## Stated problem
Repeat the data that follows, word for word, without the images.

Some records:

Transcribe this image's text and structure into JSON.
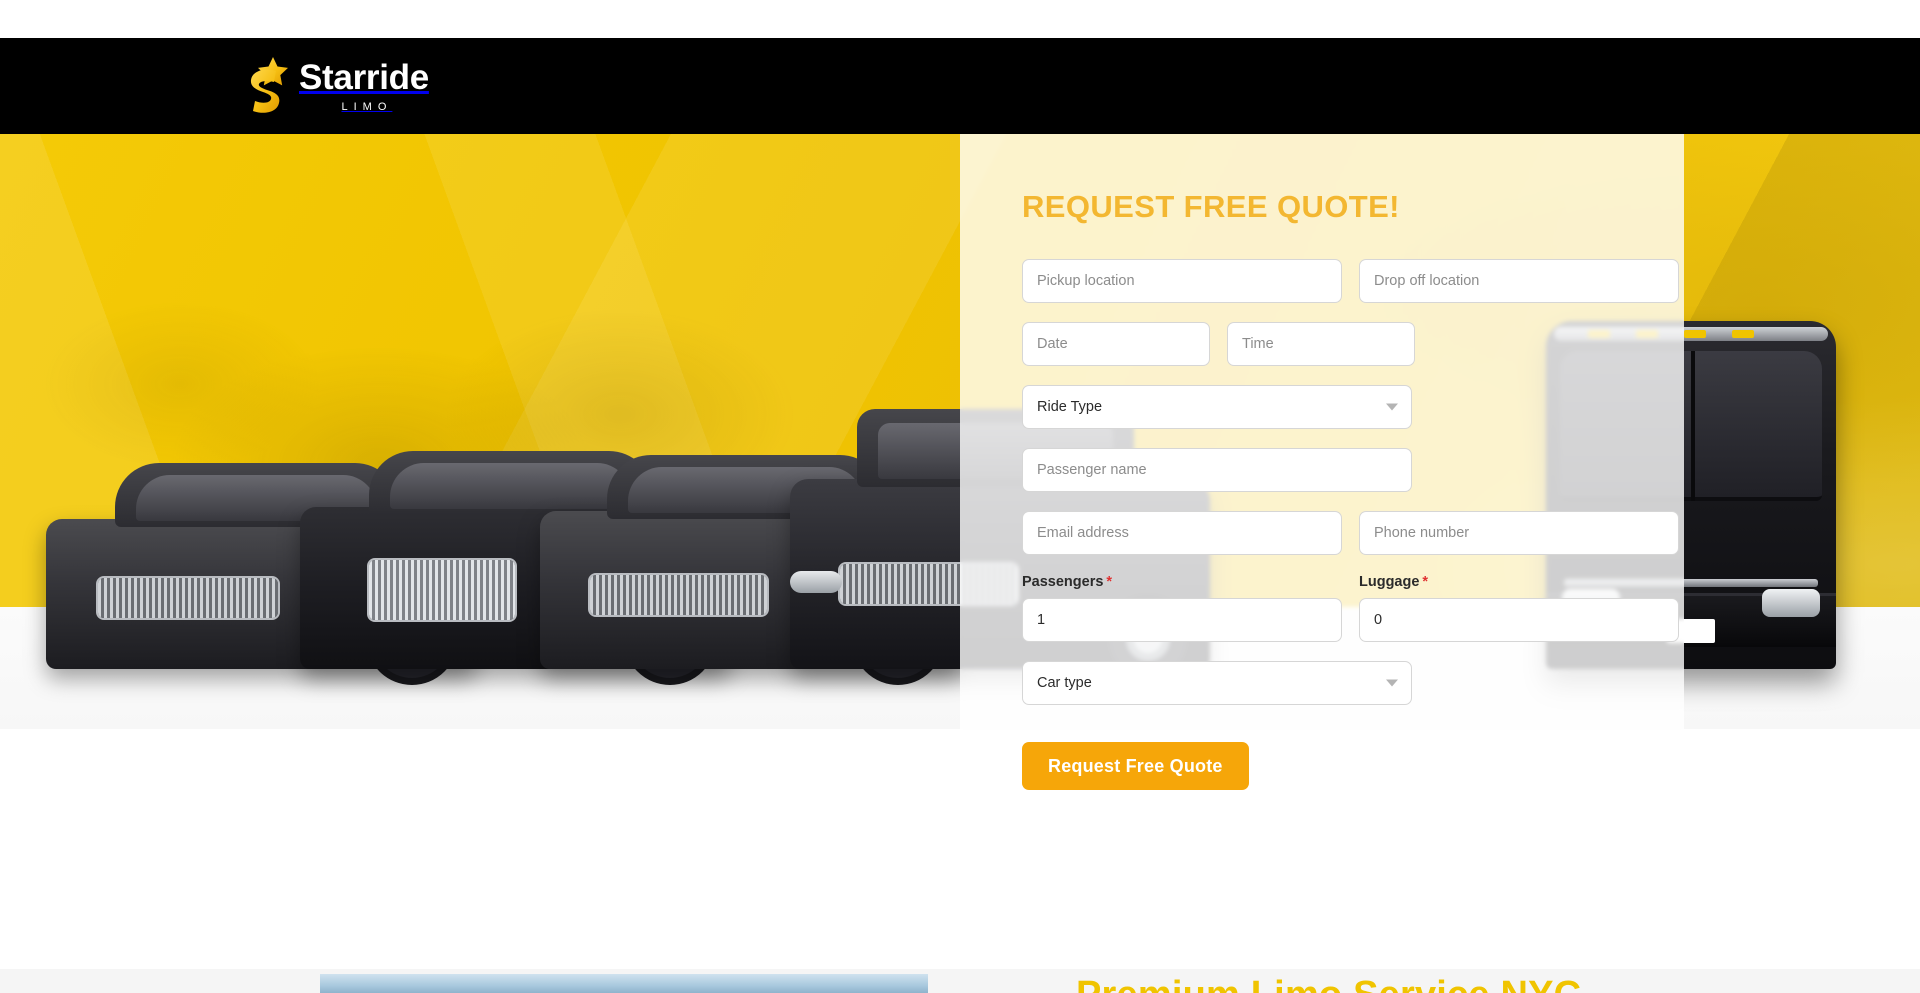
{
  "brand": {
    "name": "Starride",
    "subtitle": "LIMO",
    "logo_icon": "star-s-logo-icon",
    "bar_color": "#000000",
    "accent_color": "#F0C400"
  },
  "hero": {
    "background_color": "#F0C400",
    "vehicles_alt": "black luxury sedans and limo bus fleet"
  },
  "quote_form": {
    "title": "REQUEST FREE QUOTE!",
    "title_color": "#F3B731",
    "pickup": {
      "placeholder": "Pickup location",
      "value": ""
    },
    "dropoff": {
      "placeholder": "Drop off location",
      "value": ""
    },
    "date": {
      "placeholder": "Date",
      "value": ""
    },
    "time": {
      "placeholder": "Time",
      "value": ""
    },
    "ride_type": {
      "placeholder": "Ride Type",
      "value": "Ride Type",
      "caret_icon": "chevron-down-icon"
    },
    "passenger_name": {
      "placeholder": "Passenger name",
      "value": ""
    },
    "email": {
      "placeholder": "Email address",
      "value": ""
    },
    "phone": {
      "placeholder": "Phone number",
      "value": ""
    },
    "passengers": {
      "label": "Passengers",
      "required_mark": "*",
      "value": "1"
    },
    "luggage": {
      "label": "Luggage",
      "required_mark": "*",
      "value": "0"
    },
    "car_type": {
      "placeholder": "Car type",
      "value": "Car type",
      "caret_icon": "chevron-down-icon"
    },
    "submit_label": "Request Free Quote",
    "submit_color": "#F6A609"
  },
  "next_section": {
    "heading": "Premium Limo Service NYC",
    "heading_color": "#F0C400"
  }
}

## Solution
Transcribe this image's text and structure into JSON.
{
  "brand": {
    "name": "Starride",
    "subtitle": "LIMO",
    "logo_icon": "star-s-logo-icon",
    "bar_color": "#000000",
    "accent_color": "#F0C400"
  },
  "hero": {
    "background_color": "#F0C400",
    "vehicles_alt": "black luxury sedans and limo bus fleet"
  },
  "quote_form": {
    "title": "REQUEST FREE QUOTE!",
    "title_color": "#F3B731",
    "pickup": {
      "placeholder": "Pickup location",
      "value": ""
    },
    "dropoff": {
      "placeholder": "Drop off location",
      "value": ""
    },
    "date": {
      "placeholder": "Date",
      "value": ""
    },
    "time": {
      "placeholder": "Time",
      "value": ""
    },
    "ride_type": {
      "placeholder": "Ride Type",
      "value": "Ride Type",
      "caret_icon": "chevron-down-icon"
    },
    "passenger_name": {
      "placeholder": "Passenger name",
      "value": ""
    },
    "email": {
      "placeholder": "Email address",
      "value": ""
    },
    "phone": {
      "placeholder": "Phone number",
      "value": ""
    },
    "passengers": {
      "label": "Passengers",
      "required_mark": "*",
      "value": "1"
    },
    "luggage": {
      "label": "Luggage",
      "required_mark": "*",
      "value": "0"
    },
    "car_type": {
      "placeholder": "Car type",
      "value": "Car type",
      "caret_icon": "chevron-down-icon"
    },
    "submit_label": "Request Free Quote",
    "submit_color": "#F6A609"
  },
  "next_section": {
    "heading": "Premium Limo Service NYC",
    "heading_color": "#F0C400"
  }
}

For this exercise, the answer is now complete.